[The problem]
Your task is to filter the data below down to the lines holding "table".

[Data excerpts]
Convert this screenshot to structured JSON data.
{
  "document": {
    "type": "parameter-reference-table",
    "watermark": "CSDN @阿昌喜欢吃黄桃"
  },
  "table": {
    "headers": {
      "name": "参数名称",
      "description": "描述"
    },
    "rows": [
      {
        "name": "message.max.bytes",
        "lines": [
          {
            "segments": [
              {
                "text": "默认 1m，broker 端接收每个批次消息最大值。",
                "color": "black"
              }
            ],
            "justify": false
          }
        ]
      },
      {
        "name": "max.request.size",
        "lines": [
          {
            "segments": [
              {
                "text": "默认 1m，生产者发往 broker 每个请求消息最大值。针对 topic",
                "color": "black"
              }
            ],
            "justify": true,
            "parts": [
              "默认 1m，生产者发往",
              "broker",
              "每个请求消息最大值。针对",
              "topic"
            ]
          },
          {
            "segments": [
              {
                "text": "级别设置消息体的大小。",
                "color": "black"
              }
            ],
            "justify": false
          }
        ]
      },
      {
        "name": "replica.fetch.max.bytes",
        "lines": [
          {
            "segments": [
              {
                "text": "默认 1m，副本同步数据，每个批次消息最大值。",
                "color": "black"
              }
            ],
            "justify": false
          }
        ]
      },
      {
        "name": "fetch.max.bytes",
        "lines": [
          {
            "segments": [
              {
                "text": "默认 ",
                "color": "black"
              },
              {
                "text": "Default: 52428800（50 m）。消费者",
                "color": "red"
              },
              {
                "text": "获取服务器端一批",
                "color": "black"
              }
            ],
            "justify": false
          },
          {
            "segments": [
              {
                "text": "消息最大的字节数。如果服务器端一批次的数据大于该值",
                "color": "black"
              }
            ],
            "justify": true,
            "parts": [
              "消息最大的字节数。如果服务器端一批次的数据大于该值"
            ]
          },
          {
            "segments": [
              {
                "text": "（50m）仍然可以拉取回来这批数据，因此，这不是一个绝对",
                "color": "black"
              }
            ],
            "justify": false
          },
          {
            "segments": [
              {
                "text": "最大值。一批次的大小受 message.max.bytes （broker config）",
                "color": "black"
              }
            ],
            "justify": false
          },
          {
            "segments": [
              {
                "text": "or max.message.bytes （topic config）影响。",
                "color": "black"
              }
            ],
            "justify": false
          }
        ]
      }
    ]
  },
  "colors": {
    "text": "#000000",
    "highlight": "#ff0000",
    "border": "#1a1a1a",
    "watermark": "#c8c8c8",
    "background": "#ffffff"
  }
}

[In response]
    "type": "parameter-reference-table",
  "table": {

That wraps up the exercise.